■ **GOAL OF THE EXERCISE**
Reproduce the material word for word; the images stay out.
+++ RECORDS SHOWN +++
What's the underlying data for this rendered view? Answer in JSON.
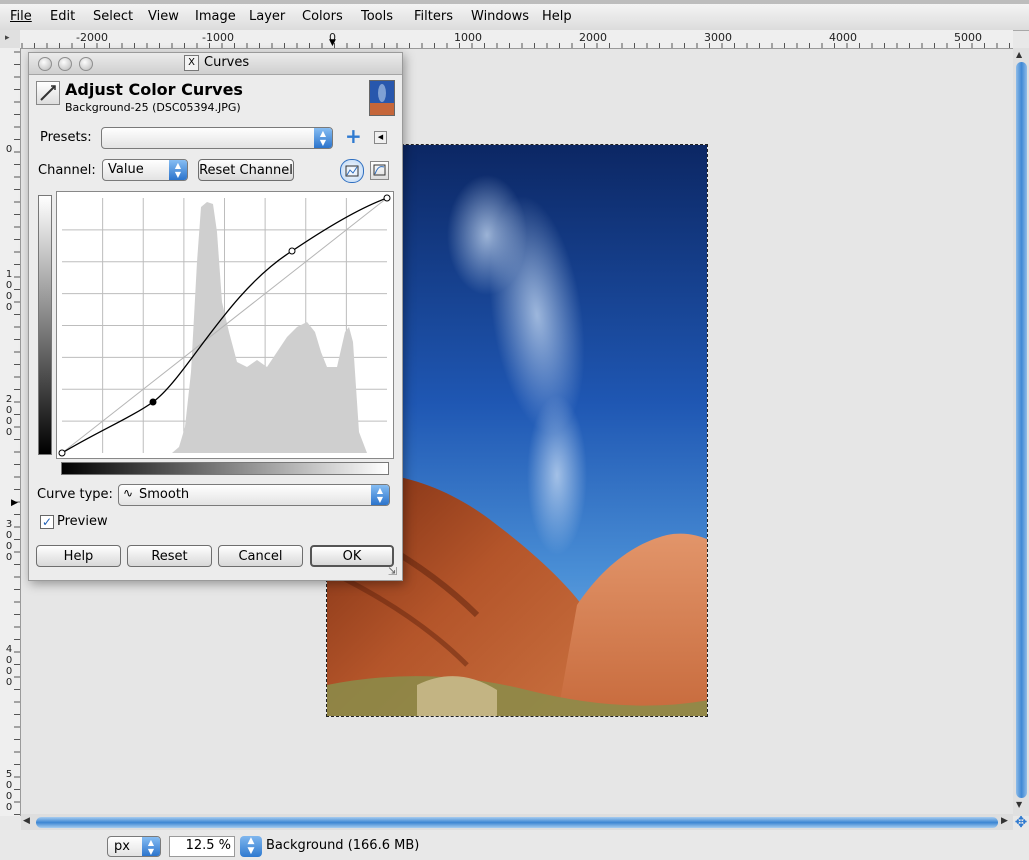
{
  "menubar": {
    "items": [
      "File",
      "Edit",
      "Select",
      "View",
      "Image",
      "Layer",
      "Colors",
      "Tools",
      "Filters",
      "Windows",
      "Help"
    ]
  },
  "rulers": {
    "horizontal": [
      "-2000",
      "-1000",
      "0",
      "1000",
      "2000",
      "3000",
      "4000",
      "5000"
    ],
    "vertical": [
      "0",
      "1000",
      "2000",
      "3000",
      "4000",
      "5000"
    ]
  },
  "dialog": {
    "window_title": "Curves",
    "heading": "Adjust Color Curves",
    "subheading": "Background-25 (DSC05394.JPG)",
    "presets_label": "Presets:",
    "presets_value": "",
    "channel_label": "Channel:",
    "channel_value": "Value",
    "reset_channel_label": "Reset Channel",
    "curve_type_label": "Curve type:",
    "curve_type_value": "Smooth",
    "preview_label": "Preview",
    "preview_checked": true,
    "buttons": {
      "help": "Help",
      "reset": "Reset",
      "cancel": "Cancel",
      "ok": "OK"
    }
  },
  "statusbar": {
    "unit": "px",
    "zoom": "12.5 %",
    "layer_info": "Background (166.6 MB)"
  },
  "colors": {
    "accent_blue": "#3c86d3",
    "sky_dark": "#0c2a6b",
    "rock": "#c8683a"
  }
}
+++
■ **EXERCISE SOLUTION**
What's the underlying data for this rendered view? Answer in JSON.
{
  "menubar": {
    "items": [
      "File",
      "Edit",
      "Select",
      "View",
      "Image",
      "Layer",
      "Colors",
      "Tools",
      "Filters",
      "Windows",
      "Help"
    ]
  },
  "rulers": {
    "horizontal": [
      "-2000",
      "-1000",
      "0",
      "1000",
      "2000",
      "3000",
      "4000",
      "5000"
    ],
    "vertical": [
      "0",
      "1000",
      "2000",
      "3000",
      "4000",
      "5000"
    ]
  },
  "dialog": {
    "window_title": "Curves",
    "heading": "Adjust Color Curves",
    "subheading": "Background-25 (DSC05394.JPG)",
    "presets_label": "Presets:",
    "presets_value": "",
    "channel_label": "Channel:",
    "channel_value": "Value",
    "reset_channel_label": "Reset Channel",
    "curve_type_label": "Curve type:",
    "curve_type_value": "Smooth",
    "preview_label": "Preview",
    "preview_checked": true,
    "buttons": {
      "help": "Help",
      "reset": "Reset",
      "cancel": "Cancel",
      "ok": "OK"
    }
  },
  "statusbar": {
    "unit": "px",
    "zoom": "12.5 %",
    "layer_info": "Background (166.6 MB)"
  },
  "colors": {
    "accent_blue": "#3c86d3",
    "sky_dark": "#0c2a6b",
    "rock": "#c8683a"
  }
}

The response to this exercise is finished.